- _Task statement_: Reproduce every entry exactly as shown.

- _Supplied data_:

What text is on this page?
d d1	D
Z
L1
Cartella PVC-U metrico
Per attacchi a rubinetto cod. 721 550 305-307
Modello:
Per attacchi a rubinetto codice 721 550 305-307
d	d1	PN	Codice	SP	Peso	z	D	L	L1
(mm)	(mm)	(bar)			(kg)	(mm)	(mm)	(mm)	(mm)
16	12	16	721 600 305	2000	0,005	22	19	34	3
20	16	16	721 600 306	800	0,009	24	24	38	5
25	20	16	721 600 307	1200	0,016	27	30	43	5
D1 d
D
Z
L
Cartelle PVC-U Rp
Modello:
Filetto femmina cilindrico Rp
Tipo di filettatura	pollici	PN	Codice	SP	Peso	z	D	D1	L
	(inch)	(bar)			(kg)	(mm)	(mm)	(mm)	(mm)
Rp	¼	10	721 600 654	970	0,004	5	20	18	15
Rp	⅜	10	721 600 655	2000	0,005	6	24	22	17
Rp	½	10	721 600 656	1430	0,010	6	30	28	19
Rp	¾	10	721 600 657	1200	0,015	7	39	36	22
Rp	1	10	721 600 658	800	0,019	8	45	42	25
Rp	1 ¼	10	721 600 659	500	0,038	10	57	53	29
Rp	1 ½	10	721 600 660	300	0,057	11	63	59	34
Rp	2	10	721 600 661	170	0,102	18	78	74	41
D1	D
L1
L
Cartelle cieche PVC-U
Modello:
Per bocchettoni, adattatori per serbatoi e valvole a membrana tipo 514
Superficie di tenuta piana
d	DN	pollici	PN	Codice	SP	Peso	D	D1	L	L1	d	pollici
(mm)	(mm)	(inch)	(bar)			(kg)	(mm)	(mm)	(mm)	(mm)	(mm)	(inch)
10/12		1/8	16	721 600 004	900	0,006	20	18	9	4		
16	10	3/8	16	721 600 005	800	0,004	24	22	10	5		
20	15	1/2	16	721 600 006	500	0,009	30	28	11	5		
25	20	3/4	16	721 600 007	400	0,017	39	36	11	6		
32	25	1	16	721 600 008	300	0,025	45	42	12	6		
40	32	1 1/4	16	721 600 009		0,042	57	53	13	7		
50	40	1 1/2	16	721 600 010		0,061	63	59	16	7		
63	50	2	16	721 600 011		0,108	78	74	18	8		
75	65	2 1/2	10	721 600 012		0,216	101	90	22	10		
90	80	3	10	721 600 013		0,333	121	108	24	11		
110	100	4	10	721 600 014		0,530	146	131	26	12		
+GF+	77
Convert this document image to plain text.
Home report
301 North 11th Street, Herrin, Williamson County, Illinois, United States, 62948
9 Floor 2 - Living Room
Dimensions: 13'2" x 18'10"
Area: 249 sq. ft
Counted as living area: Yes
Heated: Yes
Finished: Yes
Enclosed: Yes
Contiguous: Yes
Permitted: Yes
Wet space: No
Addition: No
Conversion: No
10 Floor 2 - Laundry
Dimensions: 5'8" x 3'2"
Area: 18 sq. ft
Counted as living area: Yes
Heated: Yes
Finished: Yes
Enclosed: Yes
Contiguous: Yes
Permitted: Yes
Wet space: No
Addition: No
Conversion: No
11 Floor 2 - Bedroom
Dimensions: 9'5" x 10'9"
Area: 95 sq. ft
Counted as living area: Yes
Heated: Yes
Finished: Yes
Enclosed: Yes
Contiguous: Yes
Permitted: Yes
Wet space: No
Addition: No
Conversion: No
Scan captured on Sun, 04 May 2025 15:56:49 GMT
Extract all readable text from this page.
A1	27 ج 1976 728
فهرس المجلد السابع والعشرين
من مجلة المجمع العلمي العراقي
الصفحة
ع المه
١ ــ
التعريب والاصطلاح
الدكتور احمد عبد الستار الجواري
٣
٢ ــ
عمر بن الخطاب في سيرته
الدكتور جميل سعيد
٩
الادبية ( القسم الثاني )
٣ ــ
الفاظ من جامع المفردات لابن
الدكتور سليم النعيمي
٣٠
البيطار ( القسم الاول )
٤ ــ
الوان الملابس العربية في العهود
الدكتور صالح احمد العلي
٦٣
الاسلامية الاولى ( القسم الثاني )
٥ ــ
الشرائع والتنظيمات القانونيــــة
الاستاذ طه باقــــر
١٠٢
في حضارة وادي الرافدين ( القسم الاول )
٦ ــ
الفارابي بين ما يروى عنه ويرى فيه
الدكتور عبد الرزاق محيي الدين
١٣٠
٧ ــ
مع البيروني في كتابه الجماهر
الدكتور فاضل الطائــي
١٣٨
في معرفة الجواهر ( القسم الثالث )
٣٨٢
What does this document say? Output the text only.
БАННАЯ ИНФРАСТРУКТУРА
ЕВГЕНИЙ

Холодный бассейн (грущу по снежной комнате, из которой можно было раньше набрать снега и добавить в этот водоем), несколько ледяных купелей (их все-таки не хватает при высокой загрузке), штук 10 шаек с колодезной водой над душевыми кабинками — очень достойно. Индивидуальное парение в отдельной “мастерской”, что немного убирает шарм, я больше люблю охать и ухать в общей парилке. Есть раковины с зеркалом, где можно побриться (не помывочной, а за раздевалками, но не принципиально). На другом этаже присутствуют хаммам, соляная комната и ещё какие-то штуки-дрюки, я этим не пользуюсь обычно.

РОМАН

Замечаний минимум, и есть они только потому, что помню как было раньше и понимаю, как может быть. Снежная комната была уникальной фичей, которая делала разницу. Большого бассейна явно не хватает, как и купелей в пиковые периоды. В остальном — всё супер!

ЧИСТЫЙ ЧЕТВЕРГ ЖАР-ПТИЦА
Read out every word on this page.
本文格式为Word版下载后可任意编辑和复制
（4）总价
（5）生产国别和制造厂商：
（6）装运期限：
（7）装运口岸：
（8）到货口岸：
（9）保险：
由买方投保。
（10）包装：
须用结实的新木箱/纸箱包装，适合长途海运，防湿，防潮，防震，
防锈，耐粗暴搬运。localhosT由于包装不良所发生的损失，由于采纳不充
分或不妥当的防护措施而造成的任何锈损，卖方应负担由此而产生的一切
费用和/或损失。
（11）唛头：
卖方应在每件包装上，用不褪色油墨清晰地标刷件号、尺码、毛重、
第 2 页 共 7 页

- _Exercise solution_:
What text is on this page?
d d1	D
Z
L1
Cartella PVC-U metrico
Per attacchi a rubinetto cod. 721 550 305-307
Modello:
Per attacchi a rubinetto codice 721 550 305-307
d	d1	PN	Codice	SP	Peso	z	D	L	L1
(mm)	(mm)	(bar)			(kg)	(mm)	(mm)	(mm)	(mm)
16	12	16	721 600 305	2000	0,005	22	19	34	3
20	16	16	721 600 306	800	0,009	24	24	38	5
25	20	16	721 600 307	1200	0,016	27	30	43	5
D1 d
D
Z
L
Cartelle PVC-U Rp
Modello:
Filetto femmina cilindrico Rp
Tipo di filettatura	pollici	PN	Codice	SP	Peso	z	D	D1	L
	(inch)	(bar)			(kg)	(mm)	(mm)	(mm)	(mm)
Rp	¼	10	721 600 654	970	0,004	5	20	18	15
Rp	⅜	10	721 600 655	2000	0,005	6	24	22	17
Rp	½	10	721 600 656	1430	0,010	6	30	28	19
Rp	¾	10	721 600 657	1200	0,015	7	39	36	22
Rp	1	10	721 600 658	800	0,019	8	45	42	25
Rp	1 ¼	10	721 600 659	500	0,038	10	57	53	29
Rp	1 ½	10	721 600 660	300	0,057	11	63	59	34
Rp	2	10	721 600 661	170	0,102	18	78	74	41
D1	D
L1
L
Cartelle cieche PVC-U
Modello:
Per bocchettoni, adattatori per serbatoi e valvole a membrana tipo 514
Superficie di tenuta piana
d	DN	pollici	PN	Codice	SP	Peso	D	D1	L	L1	d	pollici
(mm)	(mm)	(inch)	(bar)			(kg)	(mm)	(mm)	(mm)	(mm)	(mm)	(inch)
10/12		1/8	16	721 600 004	900	0,006	20	18	9	4		
16	10	3/8	16	721 600 005	800	0,004	24	22	10	5		
20	15	1/2	16	721 600 006	500	0,009	30	28	11	5		
25	20	3/4	16	721 600 007	400	0,017	39	36	11	6		
32	25	1	16	721 600 008	300	0,025	45	42	12	6		
40	32	1 1/4	16	721 600 009		0,042	57	53	13	7		
50	40	1 1/2	16	721 600 010		0,061	63	59	16	7		
63	50	2	16	721 600 011		0,108	78	74	18	8		
75	65	2 1/2	10	721 600 012		0,216	101	90	22	10		
90	80	3	10	721 600 013		0,333	121	108	24	11		
110	100	4	10	721 600 014		0,530	146	131	26	12		
+GF+	77
Convert this document image to plain text.
Home report
301 North 11th Street, Herrin, Williamson County, Illinois, United States, 62948
9 Floor 2 - Living Room
Dimensions: 13'2" x 18'10"
Area: 249 sq. ft
Counted as living area: Yes
Heated: Yes
Finished: Yes
Enclosed: Yes
Contiguous: Yes
Permitted: Yes
Wet space: No
Addition: No
Conversion: No
10 Floor 2 - Laundry
Dimensions: 5'8" x 3'2"
Area: 18 sq. ft
Counted as living area: Yes
Heated: Yes
Finished: Yes
Enclosed: Yes
Contiguous: Yes
Permitted: Yes
Wet space: No
Addition: No
Conversion: No
11 Floor 2 - Bedroom
Dimensions: 9'5" x 10'9"
Area: 95 sq. ft
Counted as living area: Yes
Heated: Yes
Finished: Yes
Enclosed: Yes
Contiguous: Yes
Permitted: Yes
Wet space: No
Addition: No
Conversion: No
Scan captured on Sun, 04 May 2025 15:56:49 GMT
Extract all readable text from this page.
A1	27 ج 1976 728
فهرس المجلد السابع والعشرين
من مجلة المجمع العلمي العراقي
الصفحة
ع المه
١ ــ
التعريب والاصطلاح
الدكتور احمد عبد الستار الجواري
٣
٢ ــ
عمر بن الخطاب في سيرته
الدكتور جميل سعيد
٩
الادبية ( القسم الثاني )
٣ ــ
الفاظ من جامع المفردات لابن
الدكتور سليم النعيمي
٣٠
البيطار ( القسم الاول )
٤ ــ
الوان الملابس العربية في العهود
الدكتور صالح احمد العلي
٦٣
الاسلامية الاولى ( القسم الثاني )
٥ ــ
الشرائع والتنظيمات القانونيــــة
الاستاذ طه باقــــر
١٠٢
في حضارة وادي الرافدين ( القسم الاول )
٦ ــ
الفارابي بين ما يروى عنه ويرى فيه
الدكتور عبد الرزاق محيي الدين
١٣٠
٧ ــ
مع البيروني في كتابه الجماهر
الدكتور فاضل الطائــي
١٣٨
في معرفة الجواهر ( القسم الثالث )
٣٨٢
What does this document say? Output the text only.
БАННАЯ ИНФРАСТРУКТУРА
ЕВГЕНИЙ

Холодный бассейн (грущу по снежной комнате, из которой можно было раньше набрать снега и добавить в этот водоем), несколько ледяных купелей (их все-таки не хватает при высокой загрузке), штук 10 шаек с колодезной водой над душевыми кабинками — очень достойно. Индивидуальное парение в отдельной “мастерской”, что немного убирает шарм, я больше люблю охать и ухать в общей парилке. Есть раковины с зеркалом, где можно побриться (не помывочной, а за раздевалками, но не принципиально). На другом этаже присутствуют хаммам, соляная комната и ещё какие-то штуки-дрюки, я этим не пользуюсь обычно.

РОМАН

Замечаний минимум, и есть они только потому, что помню как было раньше и понимаю, как может быть. Снежная комната была уникальной фичей, которая делала разницу. Большого бассейна явно не хватает, как и купелей в пиковые периоды. В остальном — всё супер!

ЧИСТЫЙ ЧЕТВЕРГ ЖАР-ПТИЦА
Read out every word on this page.
本文格式为Word版下载后可任意编辑和复制
（4）总价
（5）生产国别和制造厂商：
（6）装运期限：
（7）装运口岸：
（8）到货口岸：
（9）保险：
由买方投保。
（10）包装：
须用结实的新木箱/纸箱包装，适合长途海运，防湿，防潮，防震，
防锈，耐粗暴搬运。localhosT由于包装不良所发生的损失，由于采纳不充
分或不妥当的防护措施而造成的任何锈损，卖方应负担由此而产生的一切
费用和/或损失。
（11）唛头：
卖方应在每件包装上，用不褪色油墨清晰地标刷件号、尺码、毛重、
第 2 页 共 7 页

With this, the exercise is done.